Exercise tasks
1. In the air induction system text, which German patent specification is cited for special induction passages that connect a distributor housing with inlet ports of a cylinder head?
2. Reproduce word for word the stretch of the air induction system text from "SUMMARY OF THE" through "induction passage portions.".

Source text
Air induction system for an internal combustion engine

Abstract

The invention provides an air induction system or manifold for a multi-cylinder internal combustion engine, which is arranged in two parts, the first having portions of the induction passages for each cylinder formed therein, and the second attached to the first to form a housing therewith in communication with each of the induction passages, at least the first part being arranged so that it may be pressure die cast in manufacture.

Description

BACKGROUND OF THE INVENTION

In the design of an air induction system for internal combustion engines it is known, for instance by virtue of German patent specification No. 23 40 035, that special induction passages may be provided which connect a distributor housing with inlet ports of a cylinder head. The mounting of the induction passages on the distributor housing by means of bolts or other fixing means requires a great number of individual parts and considerable assembly time.

The invention has as an object the improvement of such an air induction system thereby alleviating the aforementioned disadvantages, simplifying the design and construction of the air induction system and reducing the number of component parts and thus the building costs and assembly time.

SUMMARY OF THE INVENTION

The invention provides an air induction system for an internal combustion engine comprising a first part, a plurality of induction passage portions formed integrally with said first part for connection to respective inlet parts of the engine, and a second part joined to said first part to form therewith a distributor housing in communication with each of said induction passage portions.

It is indeed known for parts of the induction passages to be sand-cast in one piece with a distributor housing or a part thereof as for instance disclosed in U.S. Pat. No. 2,927,564. In contrast, the advantage of the invention resides in the fact that one part of the distributor housing can be produced by pressure die casting integrally with portions of the induction passages, while the other part or parts can be produced in each case in one piece, by the pressure die casting or permanent mold casting method from light metal or synthetic plastics material so that the entire air induction system consists of parts which can be rationally produced and connected. In this respect, the internal cross-section of the induction passages widening out towards one end or both, is not only of advantage in the casting of the part by permitting easy removal from the casting die, but is at the same time also advantageous to the operation of the air induction system because the internal cross-sectional pattern and thus the flow conditions therein can be tuned to the requirements of the particular type of internal combustion engine involved.

Dataset content
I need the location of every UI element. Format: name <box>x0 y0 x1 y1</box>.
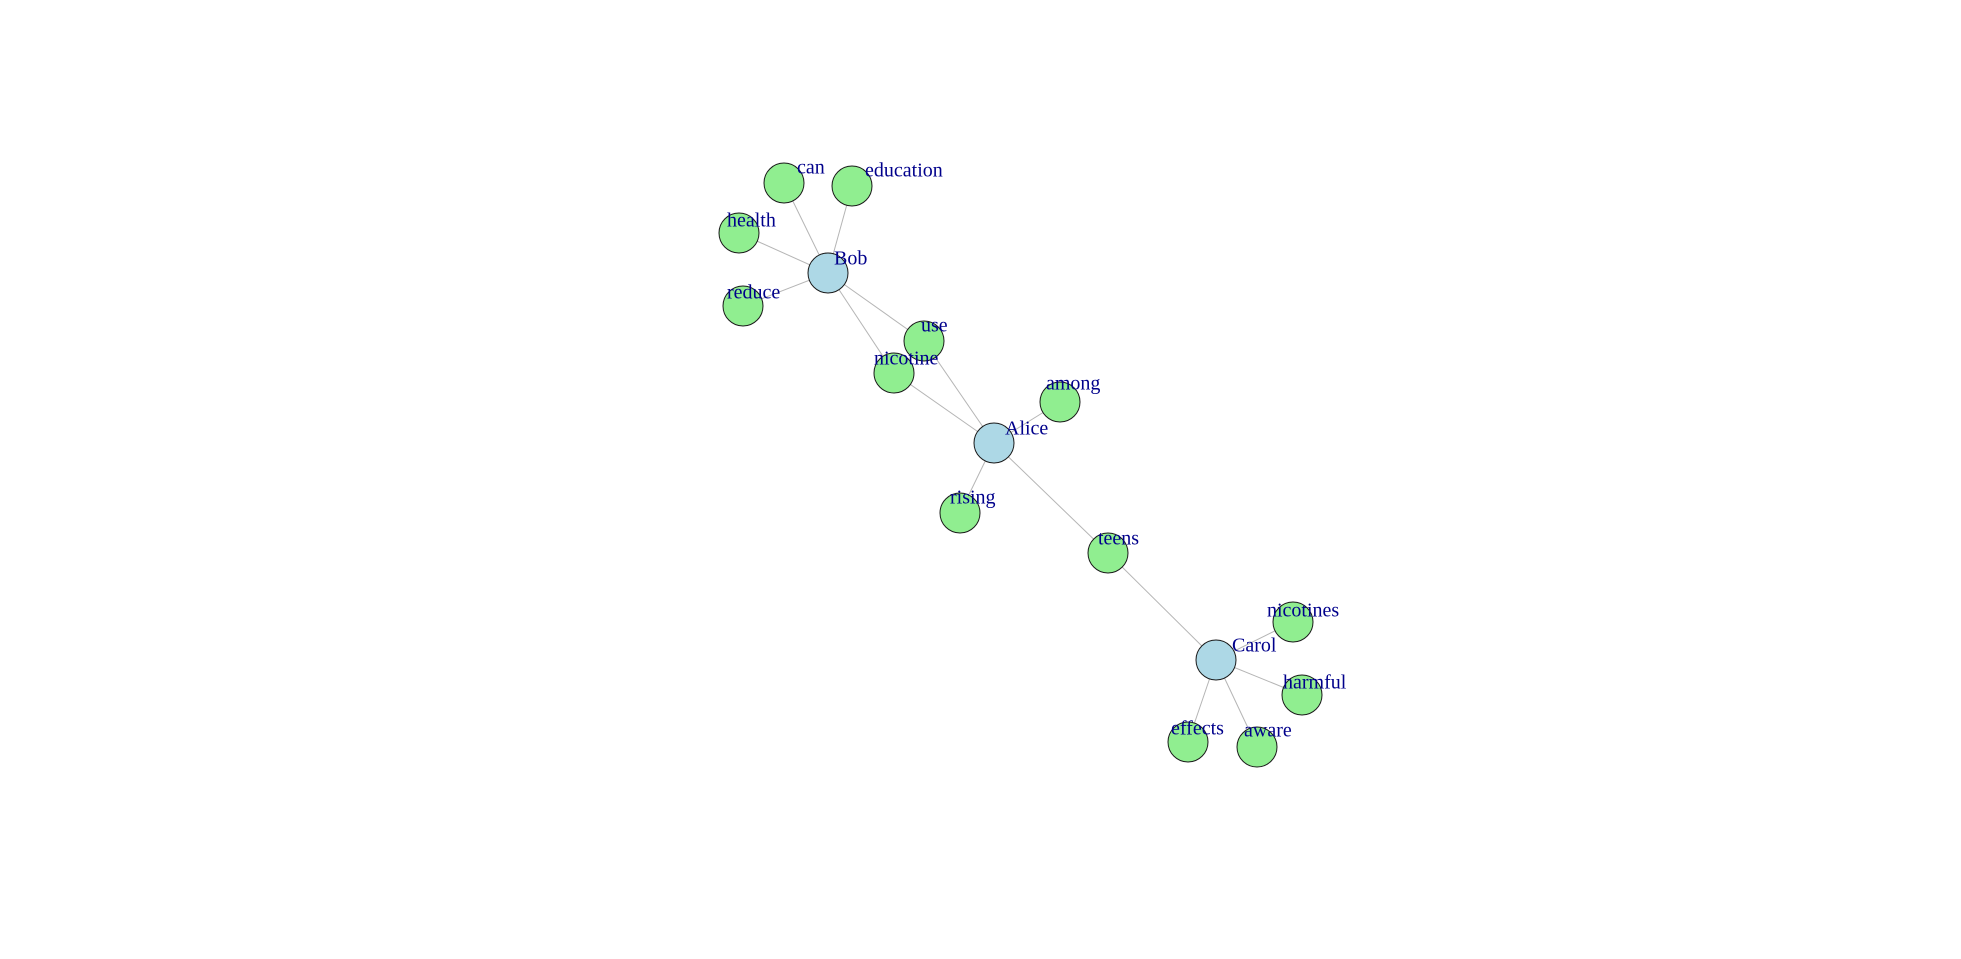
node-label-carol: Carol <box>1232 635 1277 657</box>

Solved tasks
1. German patent specification No. 23 40 035.

2.
SUMMARY OF THE INVENTION

The invention provides an air induction system for an internal combustion engine comprising a first part, a plurality of induction passage portions formed integrally with said first part for connection to respective inlet parts of the engine, and a second part joined to said first part to form therewith a distributor housing in communication with each of said induction passage portions.